[Given task] Select all lines holding the word "name" from the entries that follow.

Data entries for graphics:
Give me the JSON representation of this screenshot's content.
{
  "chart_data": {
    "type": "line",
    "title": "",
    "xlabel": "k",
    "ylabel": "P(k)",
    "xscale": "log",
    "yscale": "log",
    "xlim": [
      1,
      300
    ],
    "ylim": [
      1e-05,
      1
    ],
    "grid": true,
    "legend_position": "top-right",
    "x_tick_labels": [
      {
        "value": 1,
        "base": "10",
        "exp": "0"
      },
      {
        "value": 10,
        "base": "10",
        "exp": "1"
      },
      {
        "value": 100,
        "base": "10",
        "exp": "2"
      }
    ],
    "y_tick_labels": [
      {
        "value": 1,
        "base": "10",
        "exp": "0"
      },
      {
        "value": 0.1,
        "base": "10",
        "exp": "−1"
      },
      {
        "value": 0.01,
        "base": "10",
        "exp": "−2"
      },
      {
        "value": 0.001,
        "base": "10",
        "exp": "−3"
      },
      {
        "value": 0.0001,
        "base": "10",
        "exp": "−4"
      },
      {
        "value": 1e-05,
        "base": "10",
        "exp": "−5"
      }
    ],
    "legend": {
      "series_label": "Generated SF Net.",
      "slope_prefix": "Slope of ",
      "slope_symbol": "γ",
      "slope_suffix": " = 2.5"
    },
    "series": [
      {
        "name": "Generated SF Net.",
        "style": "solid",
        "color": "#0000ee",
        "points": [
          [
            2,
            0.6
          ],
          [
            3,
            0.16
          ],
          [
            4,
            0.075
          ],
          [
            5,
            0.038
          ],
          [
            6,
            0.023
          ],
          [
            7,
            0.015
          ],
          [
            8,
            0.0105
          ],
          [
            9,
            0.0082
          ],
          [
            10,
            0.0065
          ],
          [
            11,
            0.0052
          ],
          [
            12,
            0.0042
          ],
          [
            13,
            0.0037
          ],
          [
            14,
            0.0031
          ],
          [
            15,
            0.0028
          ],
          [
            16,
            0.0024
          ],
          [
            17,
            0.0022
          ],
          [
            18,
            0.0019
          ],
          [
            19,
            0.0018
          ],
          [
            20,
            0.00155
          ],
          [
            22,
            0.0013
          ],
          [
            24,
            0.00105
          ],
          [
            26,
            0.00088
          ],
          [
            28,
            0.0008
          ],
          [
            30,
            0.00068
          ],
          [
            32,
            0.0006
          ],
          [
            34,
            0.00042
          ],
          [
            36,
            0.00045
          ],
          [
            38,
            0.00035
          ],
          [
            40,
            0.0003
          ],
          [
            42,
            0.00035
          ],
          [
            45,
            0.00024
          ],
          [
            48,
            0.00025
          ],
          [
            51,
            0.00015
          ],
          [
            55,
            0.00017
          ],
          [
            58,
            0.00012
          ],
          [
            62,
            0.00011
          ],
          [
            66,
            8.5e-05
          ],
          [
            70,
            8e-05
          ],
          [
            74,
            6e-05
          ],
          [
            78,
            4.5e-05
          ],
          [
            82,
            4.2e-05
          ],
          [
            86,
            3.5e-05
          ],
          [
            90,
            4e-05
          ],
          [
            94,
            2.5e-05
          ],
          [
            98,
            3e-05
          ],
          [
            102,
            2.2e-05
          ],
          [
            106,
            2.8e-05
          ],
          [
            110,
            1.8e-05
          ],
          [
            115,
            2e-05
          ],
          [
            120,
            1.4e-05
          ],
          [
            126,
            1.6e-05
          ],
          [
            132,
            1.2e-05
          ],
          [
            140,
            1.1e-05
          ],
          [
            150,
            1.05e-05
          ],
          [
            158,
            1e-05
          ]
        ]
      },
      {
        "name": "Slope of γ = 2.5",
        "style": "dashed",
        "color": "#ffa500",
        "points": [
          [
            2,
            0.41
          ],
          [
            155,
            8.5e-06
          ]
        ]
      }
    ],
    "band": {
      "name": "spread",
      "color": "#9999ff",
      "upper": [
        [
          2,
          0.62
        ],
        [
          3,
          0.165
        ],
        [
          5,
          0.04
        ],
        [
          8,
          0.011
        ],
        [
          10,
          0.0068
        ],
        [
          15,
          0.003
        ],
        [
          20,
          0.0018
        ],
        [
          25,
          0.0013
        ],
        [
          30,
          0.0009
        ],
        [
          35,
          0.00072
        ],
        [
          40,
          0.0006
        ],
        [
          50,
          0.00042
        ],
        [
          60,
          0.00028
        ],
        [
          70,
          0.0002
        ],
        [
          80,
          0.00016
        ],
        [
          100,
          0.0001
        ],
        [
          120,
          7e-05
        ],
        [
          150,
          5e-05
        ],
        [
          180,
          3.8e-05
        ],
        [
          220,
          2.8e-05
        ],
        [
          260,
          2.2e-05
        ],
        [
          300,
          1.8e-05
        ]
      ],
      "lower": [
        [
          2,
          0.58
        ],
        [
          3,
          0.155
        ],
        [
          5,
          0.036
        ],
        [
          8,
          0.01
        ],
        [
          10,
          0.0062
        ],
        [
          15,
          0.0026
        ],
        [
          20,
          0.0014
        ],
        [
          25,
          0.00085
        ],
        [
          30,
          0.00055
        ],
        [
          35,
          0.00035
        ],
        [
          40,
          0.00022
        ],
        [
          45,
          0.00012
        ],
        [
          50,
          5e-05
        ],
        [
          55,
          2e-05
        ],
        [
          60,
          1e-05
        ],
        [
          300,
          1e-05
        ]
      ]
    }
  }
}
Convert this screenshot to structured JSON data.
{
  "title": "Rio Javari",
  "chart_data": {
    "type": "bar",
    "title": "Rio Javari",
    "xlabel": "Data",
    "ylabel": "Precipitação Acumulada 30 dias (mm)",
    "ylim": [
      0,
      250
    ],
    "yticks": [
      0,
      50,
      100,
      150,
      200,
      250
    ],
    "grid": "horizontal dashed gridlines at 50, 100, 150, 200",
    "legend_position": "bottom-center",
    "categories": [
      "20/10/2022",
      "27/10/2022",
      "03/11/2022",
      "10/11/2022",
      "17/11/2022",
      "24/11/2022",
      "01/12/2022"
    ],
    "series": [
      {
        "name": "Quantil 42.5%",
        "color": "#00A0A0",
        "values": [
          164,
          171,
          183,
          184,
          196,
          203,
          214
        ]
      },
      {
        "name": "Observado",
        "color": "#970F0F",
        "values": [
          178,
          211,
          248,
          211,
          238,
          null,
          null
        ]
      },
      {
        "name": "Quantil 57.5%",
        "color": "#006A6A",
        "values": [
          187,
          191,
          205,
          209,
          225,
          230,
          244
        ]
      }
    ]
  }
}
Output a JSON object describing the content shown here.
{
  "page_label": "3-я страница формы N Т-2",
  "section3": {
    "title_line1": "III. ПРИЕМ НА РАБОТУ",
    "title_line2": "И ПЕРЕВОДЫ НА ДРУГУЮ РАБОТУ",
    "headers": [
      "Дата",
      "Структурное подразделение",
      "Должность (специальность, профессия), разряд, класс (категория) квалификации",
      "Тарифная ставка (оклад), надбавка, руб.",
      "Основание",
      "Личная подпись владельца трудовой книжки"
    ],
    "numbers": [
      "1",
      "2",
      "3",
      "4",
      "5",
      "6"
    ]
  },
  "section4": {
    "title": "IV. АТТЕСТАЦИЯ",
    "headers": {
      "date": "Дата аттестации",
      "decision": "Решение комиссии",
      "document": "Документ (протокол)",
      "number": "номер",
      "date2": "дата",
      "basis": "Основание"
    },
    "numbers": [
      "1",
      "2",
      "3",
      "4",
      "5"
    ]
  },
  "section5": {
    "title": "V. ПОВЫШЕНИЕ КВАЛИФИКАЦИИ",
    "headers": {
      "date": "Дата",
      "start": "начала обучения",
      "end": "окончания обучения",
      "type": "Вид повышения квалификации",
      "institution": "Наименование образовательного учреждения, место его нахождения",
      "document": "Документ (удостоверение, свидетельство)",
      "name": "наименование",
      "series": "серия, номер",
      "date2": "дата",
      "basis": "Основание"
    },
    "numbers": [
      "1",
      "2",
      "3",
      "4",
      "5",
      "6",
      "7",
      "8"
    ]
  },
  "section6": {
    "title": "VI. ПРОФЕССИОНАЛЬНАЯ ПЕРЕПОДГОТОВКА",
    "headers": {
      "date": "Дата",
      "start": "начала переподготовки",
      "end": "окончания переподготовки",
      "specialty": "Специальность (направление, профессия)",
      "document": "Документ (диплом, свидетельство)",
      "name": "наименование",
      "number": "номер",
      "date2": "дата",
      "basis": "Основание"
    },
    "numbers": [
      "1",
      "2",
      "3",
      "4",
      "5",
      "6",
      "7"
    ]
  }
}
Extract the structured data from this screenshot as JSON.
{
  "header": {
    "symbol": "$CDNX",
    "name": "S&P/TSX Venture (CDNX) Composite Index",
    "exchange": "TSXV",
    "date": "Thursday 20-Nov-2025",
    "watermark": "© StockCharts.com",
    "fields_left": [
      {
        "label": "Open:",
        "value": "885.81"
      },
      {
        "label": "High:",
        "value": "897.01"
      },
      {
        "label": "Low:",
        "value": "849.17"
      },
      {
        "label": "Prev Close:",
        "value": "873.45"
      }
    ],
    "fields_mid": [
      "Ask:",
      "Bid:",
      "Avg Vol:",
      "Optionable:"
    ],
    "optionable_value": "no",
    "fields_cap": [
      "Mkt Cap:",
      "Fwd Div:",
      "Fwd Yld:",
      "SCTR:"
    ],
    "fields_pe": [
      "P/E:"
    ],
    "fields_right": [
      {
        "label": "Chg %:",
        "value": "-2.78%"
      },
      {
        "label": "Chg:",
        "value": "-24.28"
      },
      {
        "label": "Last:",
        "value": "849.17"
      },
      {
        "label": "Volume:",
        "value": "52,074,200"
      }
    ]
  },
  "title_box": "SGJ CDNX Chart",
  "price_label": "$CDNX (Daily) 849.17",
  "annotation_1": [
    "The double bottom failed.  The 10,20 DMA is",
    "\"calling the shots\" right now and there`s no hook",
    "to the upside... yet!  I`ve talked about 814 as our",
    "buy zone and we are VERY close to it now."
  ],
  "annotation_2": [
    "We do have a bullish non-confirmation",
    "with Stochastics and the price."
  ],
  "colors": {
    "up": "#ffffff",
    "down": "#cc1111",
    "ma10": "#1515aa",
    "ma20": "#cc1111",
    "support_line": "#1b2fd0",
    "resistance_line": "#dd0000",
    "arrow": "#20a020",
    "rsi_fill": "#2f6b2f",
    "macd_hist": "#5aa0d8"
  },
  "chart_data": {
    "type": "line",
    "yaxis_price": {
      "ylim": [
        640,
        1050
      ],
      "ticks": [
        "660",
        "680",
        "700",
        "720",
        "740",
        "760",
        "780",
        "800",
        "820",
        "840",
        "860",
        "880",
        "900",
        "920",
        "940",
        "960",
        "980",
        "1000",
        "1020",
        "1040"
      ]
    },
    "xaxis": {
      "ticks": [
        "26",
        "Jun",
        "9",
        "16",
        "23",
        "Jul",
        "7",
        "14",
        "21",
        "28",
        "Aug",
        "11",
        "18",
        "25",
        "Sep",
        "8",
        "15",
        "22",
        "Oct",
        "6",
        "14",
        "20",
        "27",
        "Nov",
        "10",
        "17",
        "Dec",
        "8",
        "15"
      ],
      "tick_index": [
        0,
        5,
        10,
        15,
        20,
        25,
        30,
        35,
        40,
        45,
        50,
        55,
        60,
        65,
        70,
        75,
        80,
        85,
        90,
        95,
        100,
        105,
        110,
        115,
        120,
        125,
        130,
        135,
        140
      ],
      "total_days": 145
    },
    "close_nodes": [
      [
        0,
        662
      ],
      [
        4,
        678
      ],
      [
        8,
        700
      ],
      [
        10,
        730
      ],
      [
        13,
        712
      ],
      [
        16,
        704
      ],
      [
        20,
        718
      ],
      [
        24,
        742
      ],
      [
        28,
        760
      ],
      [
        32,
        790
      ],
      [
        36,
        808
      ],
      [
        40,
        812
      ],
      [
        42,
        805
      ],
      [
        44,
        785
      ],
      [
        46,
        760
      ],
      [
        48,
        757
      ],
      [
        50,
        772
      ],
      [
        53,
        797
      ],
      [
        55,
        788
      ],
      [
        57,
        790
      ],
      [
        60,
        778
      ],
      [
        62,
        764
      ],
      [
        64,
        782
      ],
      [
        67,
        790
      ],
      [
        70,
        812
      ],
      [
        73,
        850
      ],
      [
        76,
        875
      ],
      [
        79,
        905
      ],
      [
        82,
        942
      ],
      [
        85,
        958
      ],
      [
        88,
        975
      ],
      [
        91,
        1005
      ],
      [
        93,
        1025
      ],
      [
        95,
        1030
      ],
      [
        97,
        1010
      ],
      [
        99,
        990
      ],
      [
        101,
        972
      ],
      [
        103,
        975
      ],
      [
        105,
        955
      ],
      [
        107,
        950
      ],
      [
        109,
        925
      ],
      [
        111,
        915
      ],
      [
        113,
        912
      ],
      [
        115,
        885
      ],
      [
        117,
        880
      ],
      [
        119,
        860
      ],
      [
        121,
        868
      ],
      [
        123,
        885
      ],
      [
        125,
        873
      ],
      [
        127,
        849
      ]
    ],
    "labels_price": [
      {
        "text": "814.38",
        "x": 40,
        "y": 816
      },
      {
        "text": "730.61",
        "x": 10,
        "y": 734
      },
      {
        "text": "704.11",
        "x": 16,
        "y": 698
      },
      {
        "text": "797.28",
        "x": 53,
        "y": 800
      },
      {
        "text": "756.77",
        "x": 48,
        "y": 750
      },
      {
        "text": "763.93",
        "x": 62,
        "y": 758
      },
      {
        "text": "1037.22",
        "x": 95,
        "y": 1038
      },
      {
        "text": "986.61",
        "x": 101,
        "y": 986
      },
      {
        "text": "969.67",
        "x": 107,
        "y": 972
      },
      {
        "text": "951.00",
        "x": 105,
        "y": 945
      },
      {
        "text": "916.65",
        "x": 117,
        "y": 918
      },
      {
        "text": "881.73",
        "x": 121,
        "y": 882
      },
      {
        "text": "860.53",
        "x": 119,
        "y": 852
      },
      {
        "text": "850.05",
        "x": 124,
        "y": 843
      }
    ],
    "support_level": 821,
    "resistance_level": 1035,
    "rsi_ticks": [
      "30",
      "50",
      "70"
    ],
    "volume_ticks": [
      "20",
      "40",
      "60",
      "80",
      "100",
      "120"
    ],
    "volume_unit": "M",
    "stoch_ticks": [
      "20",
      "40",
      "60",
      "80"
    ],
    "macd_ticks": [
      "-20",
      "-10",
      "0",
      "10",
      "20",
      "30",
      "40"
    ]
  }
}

[Output for this exercise]
        "name": "Generated SF Net.",
        "name": "Slope of γ = 2.5",
      "name": "spread",
        "name": "Quantil 42.5%",
        "name": "Observado",
        "name": "Quantil 57.5%",
      "name": "наименование",
      "name": "наименование",
    "name": "S&P/TSX Venture (CDNX) Composite Index",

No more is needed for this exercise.